### STATED GOAL
Duplicate every line of the data below without changing anything, but leave the pictures out.

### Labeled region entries

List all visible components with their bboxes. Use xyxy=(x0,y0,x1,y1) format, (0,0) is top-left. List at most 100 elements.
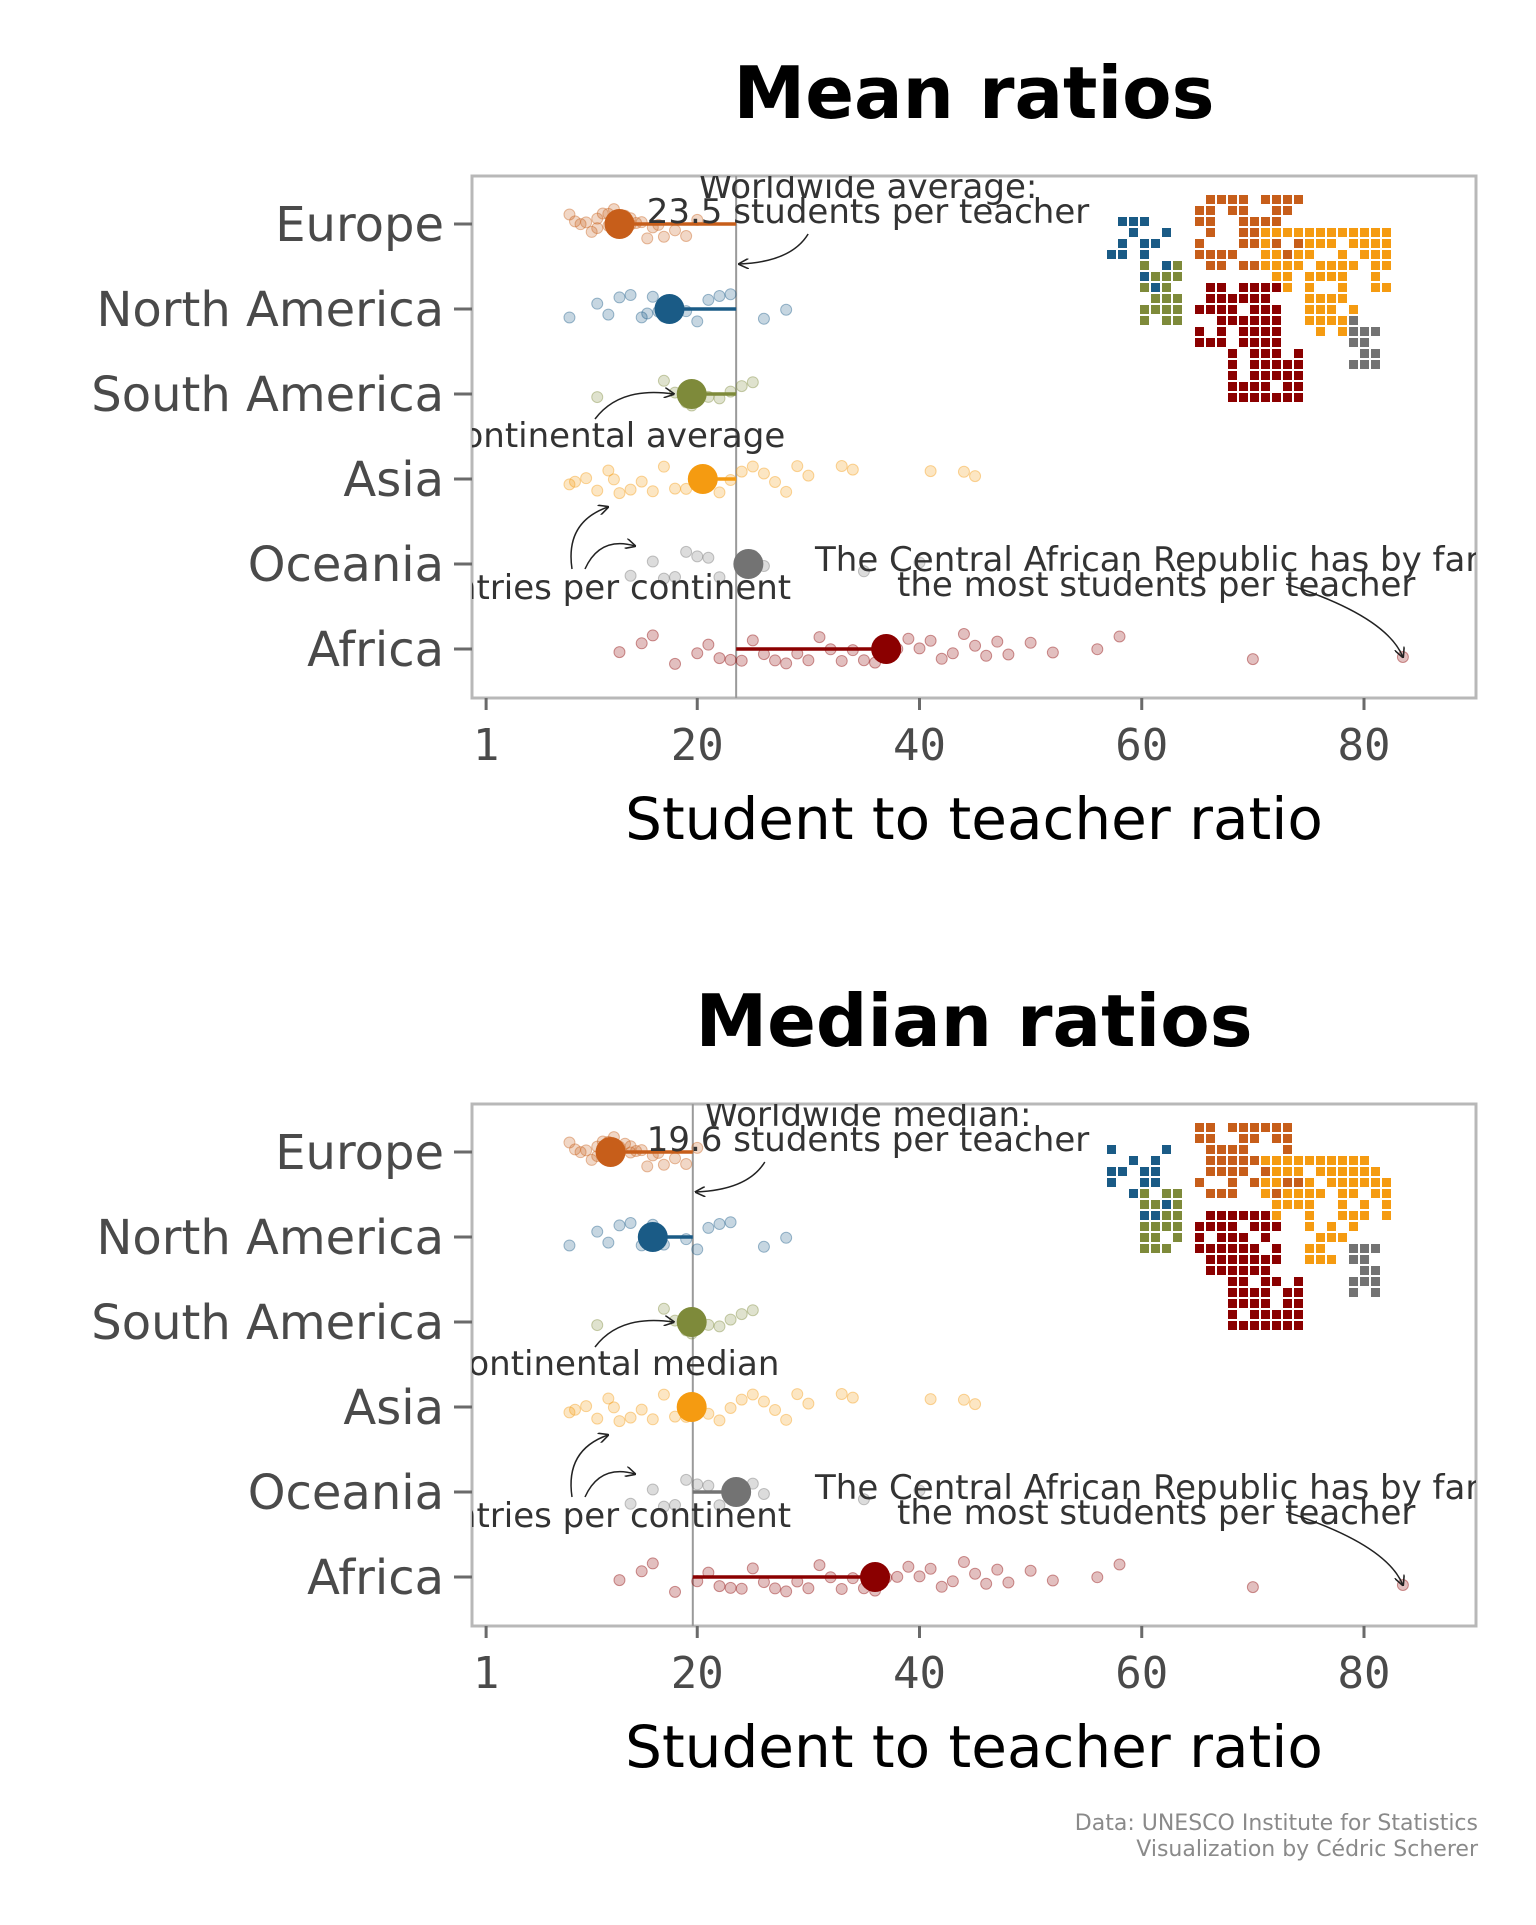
summary-point-europe xyxy=(604,209,635,239)
map-cell-north-america xyxy=(1140,250,1149,259)
map-cell-asia xyxy=(1261,250,1270,259)
country-point xyxy=(669,1585,682,1598)
map-cell-africa xyxy=(1294,349,1303,358)
map-cell-asia xyxy=(1305,283,1314,292)
map-cell-africa xyxy=(1261,1288,1270,1297)
map-cell-africa xyxy=(1228,1266,1237,1275)
map-cell-europe xyxy=(1217,1189,1226,1198)
annotation-arrow-countries-2 xyxy=(584,1472,635,1498)
map-cell-asia xyxy=(1283,272,1292,281)
map-cell-asia xyxy=(1294,1200,1303,1209)
map-cell-north-america xyxy=(1118,239,1127,248)
country-point xyxy=(691,550,704,563)
country-point xyxy=(613,1574,626,1587)
map-cell-europe xyxy=(1228,1156,1237,1165)
map-cell-africa xyxy=(1195,1222,1204,1231)
annotation-reference-line2: 19.6 students per teacher xyxy=(647,1120,1090,1160)
country-point xyxy=(646,555,659,568)
map-cell-africa xyxy=(1294,382,1303,391)
country-point xyxy=(1246,1581,1259,1594)
summary-point-africa xyxy=(871,634,902,664)
country-point xyxy=(574,1146,587,1159)
country-point xyxy=(946,647,959,660)
country-point xyxy=(635,216,648,229)
country-point xyxy=(813,1559,826,1572)
map-cell-africa xyxy=(1217,1255,1226,1264)
map-cell-asia xyxy=(1338,327,1347,336)
country-point xyxy=(563,478,576,491)
map-cell-asia xyxy=(1360,239,1369,248)
continent-map-inset xyxy=(1107,195,1391,402)
country-point xyxy=(946,1575,959,1588)
annotation-arrow-continental xyxy=(594,392,674,420)
country-point xyxy=(669,657,682,670)
map-cell-asia xyxy=(1305,1222,1314,1231)
map-cell-asia xyxy=(1261,1178,1270,1187)
country-point xyxy=(1113,1558,1126,1571)
country-point xyxy=(635,637,648,650)
country-point xyxy=(846,463,859,476)
map-cell-asia xyxy=(1283,1189,1292,1198)
country-point xyxy=(635,1144,648,1157)
country-point xyxy=(969,1398,982,1411)
country-point xyxy=(991,635,1004,648)
map-cell-asia xyxy=(1294,1167,1303,1176)
category-label-europe: Europe xyxy=(275,197,444,253)
country-point xyxy=(635,475,648,488)
map-cell-asia xyxy=(1338,1200,1347,1209)
map-cell-africa xyxy=(1261,1266,1270,1275)
chart-panel-1: Median ratios Europe North America South Am… xyxy=(91,979,1478,1781)
map-cell-africa xyxy=(1217,327,1226,336)
map-cell-asia xyxy=(1316,272,1325,281)
map-cell-africa xyxy=(1283,360,1292,369)
country-point xyxy=(802,469,815,482)
map-cell-europe xyxy=(1272,217,1281,226)
annotation-reference-line1: Worldwide median: xyxy=(705,1095,1032,1135)
country-point xyxy=(724,1581,737,1594)
map-cell-asia xyxy=(1272,1167,1281,1176)
map-cell-africa xyxy=(1272,371,1281,380)
map-cell-oceania xyxy=(1349,316,1358,325)
country-point xyxy=(991,1563,1004,1576)
country-point xyxy=(646,629,659,642)
map-cell-south-america xyxy=(1151,305,1160,314)
map-cell-europe xyxy=(1239,228,1248,237)
map-cell-south-america xyxy=(1173,305,1182,314)
map-cell-south-america xyxy=(1140,1189,1149,1198)
map-cell-asia xyxy=(1305,1200,1314,1209)
country-point xyxy=(669,482,682,495)
map-cell-asia xyxy=(1316,1189,1325,1198)
country-point xyxy=(702,293,715,306)
country-point xyxy=(569,1403,582,1416)
map-cell-europe xyxy=(1283,1123,1292,1132)
map-cell-north-america xyxy=(1151,239,1160,248)
map-cell-asia xyxy=(1360,1167,1369,1176)
map-cell-africa xyxy=(1239,1321,1248,1330)
map-cell-africa xyxy=(1261,349,1270,358)
annotation-arrow-car xyxy=(1285,1511,1403,1585)
map-cell-europe xyxy=(1250,261,1259,270)
country-point xyxy=(1002,648,1015,661)
country-point xyxy=(591,484,604,497)
country-point xyxy=(613,291,626,304)
map-cell-north-america xyxy=(1129,1156,1138,1165)
country-point xyxy=(891,1570,904,1583)
map-cell-asia xyxy=(1305,305,1314,314)
map-cell-africa xyxy=(1217,338,1226,347)
map-cell-asia xyxy=(1338,1189,1347,1198)
map-cell-north-america xyxy=(1129,217,1138,226)
map-cell-europe xyxy=(1250,228,1259,237)
map-cell-asia xyxy=(1360,228,1369,237)
map-cell-asia xyxy=(1283,283,1292,292)
category-label-north-america: North America xyxy=(96,282,444,338)
map-cell-asia xyxy=(1371,239,1380,248)
map-cell-oceania xyxy=(1360,1244,1369,1253)
x-axis-title: Student to teacher ratio xyxy=(625,785,1323,853)
map-cell-europe xyxy=(1294,1178,1303,1187)
country-point xyxy=(591,1225,604,1238)
map-cell-europe xyxy=(1195,1134,1204,1143)
country-point xyxy=(813,631,826,644)
map-cell-europe xyxy=(1250,1123,1259,1132)
map-cell-europe xyxy=(1283,1134,1292,1143)
map-cell-africa xyxy=(1261,1321,1270,1330)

### ANSWER FOR THIS EXERCISE
List all visible components with their bboxes. Use xyxy=(x0,y0,x1,y1) format, (0,0) is top-left. List at most 100 elements.
summary-point-europe xyxy=(604,209,635,239)
map-cell-north-america xyxy=(1140,250,1149,259)
map-cell-asia xyxy=(1261,250,1270,259)
country-point xyxy=(669,1585,682,1598)
map-cell-africa xyxy=(1294,349,1303,358)
map-cell-asia xyxy=(1305,283,1314,292)
map-cell-africa xyxy=(1261,1288,1270,1297)
map-cell-africa xyxy=(1228,1266,1237,1275)
map-cell-europe xyxy=(1217,1189,1226,1198)
annotation-arrow-countries-2 xyxy=(584,1472,635,1498)
map-cell-asia xyxy=(1283,272,1292,281)
map-cell-asia xyxy=(1294,1200,1303,1209)
map-cell-north-america xyxy=(1118,239,1127,248)
country-point xyxy=(691,550,704,563)
country-point xyxy=(613,1574,626,1587)
map-cell-europe xyxy=(1228,1156,1237,1165)
map-cell-africa xyxy=(1195,1222,1204,1231)
annotation-reference-line2: 19.6 students per teacher xyxy=(647,1120,1090,1160)
country-point xyxy=(646,555,659,568)
map-cell-africa xyxy=(1294,382,1303,391)
country-point xyxy=(1246,1581,1259,1594)
summary-point-africa xyxy=(871,634,902,664)
country-point xyxy=(574,1146,587,1159)
country-point xyxy=(946,647,959,660)
country-point xyxy=(635,216,648,229)
country-point xyxy=(813,1559,826,1572)
map-cell-africa xyxy=(1217,1255,1226,1264)
map-cell-asia xyxy=(1338,327,1347,336)
country-point xyxy=(563,478,576,491)
map-cell-asia xyxy=(1360,239,1369,248)
continent-map-inset xyxy=(1107,195,1391,402)
country-point xyxy=(946,1575,959,1588)
annotation-arrow-continental xyxy=(594,392,674,420)
country-point xyxy=(669,657,682,670)
map-cell-asia xyxy=(1305,1222,1314,1231)
map-cell-asia xyxy=(1261,1178,1270,1187)
country-point xyxy=(1113,1558,1126,1571)
country-point xyxy=(635,637,648,650)
country-point xyxy=(846,463,859,476)
map-cell-asia xyxy=(1283,1189,1292,1198)
country-point xyxy=(635,1144,648,1157)
country-point xyxy=(969,1398,982,1411)
country-point xyxy=(991,635,1004,648)
map-cell-asia xyxy=(1294,1167,1303,1176)
category-label-europe: Europe xyxy=(275,197,444,253)
country-point xyxy=(635,475,648,488)
map-cell-asia xyxy=(1338,1200,1347,1209)
map-cell-africa xyxy=(1261,1266,1270,1275)
chart-panel-1: Median ratios Europe North America South Am… xyxy=(91,979,1478,1781)
map-cell-africa xyxy=(1217,327,1226,336)
map-cell-asia xyxy=(1316,272,1325,281)
map-cell-africa xyxy=(1283,360,1292,369)
country-point xyxy=(802,469,815,482)
map-cell-europe xyxy=(1272,217,1281,226)
annotation-reference-line1: Worldwide median: xyxy=(705,1095,1032,1135)
country-point xyxy=(724,1581,737,1594)
map-cell-asia xyxy=(1272,1167,1281,1176)
map-cell-africa xyxy=(1272,371,1281,380)
map-cell-oceania xyxy=(1349,316,1358,325)
country-point xyxy=(991,1563,1004,1576)
country-point xyxy=(646,629,659,642)
map-cell-south-america xyxy=(1151,305,1160,314)
map-cell-europe xyxy=(1239,228,1248,237)
map-cell-south-america xyxy=(1173,305,1182,314)
map-cell-south-america xyxy=(1140,1189,1149,1198)
map-cell-asia xyxy=(1305,1200,1314,1209)
country-point xyxy=(669,482,682,495)
map-cell-asia xyxy=(1316,1189,1325,1198)
country-point xyxy=(702,293,715,306)
country-point xyxy=(569,1403,582,1416)
map-cell-europe xyxy=(1283,1123,1292,1132)
map-cell-north-america xyxy=(1151,239,1160,248)
map-cell-asia xyxy=(1360,1167,1369,1176)
map-cell-africa xyxy=(1239,1321,1248,1330)
map-cell-africa xyxy=(1261,349,1270,358)
annotation-arrow-car xyxy=(1285,1511,1403,1585)
map-cell-europe xyxy=(1250,261,1259,270)
country-point xyxy=(1002,648,1015,661)
country-point xyxy=(591,484,604,497)
country-point xyxy=(613,291,626,304)
map-cell-north-america xyxy=(1129,1156,1138,1165)
country-point xyxy=(891,1570,904,1583)
map-cell-asia xyxy=(1305,305,1314,314)
map-cell-africa xyxy=(1217,338,1226,347)
map-cell-asia xyxy=(1338,1189,1347,1198)
map-cell-north-america xyxy=(1129,217,1138,226)
map-cell-europe xyxy=(1250,228,1259,237)
map-cell-asia xyxy=(1360,228,1369,237)
map-cell-asia xyxy=(1283,283,1292,292)
category-label-north-america: North America xyxy=(96,282,444,338)
map-cell-asia xyxy=(1371,239,1380,248)
map-cell-oceania xyxy=(1360,1244,1369,1253)
x-axis-title: Student to teacher ratio xyxy=(625,785,1323,853)
map-cell-europe xyxy=(1294,1178,1303,1187)
country-point xyxy=(591,1225,604,1238)
map-cell-europe xyxy=(1195,1134,1204,1143)
country-point xyxy=(813,631,826,644)
map-cell-europe xyxy=(1250,1123,1259,1132)
map-cell-europe xyxy=(1283,1134,1292,1143)
map-cell-africa xyxy=(1261,1321,1270,1330)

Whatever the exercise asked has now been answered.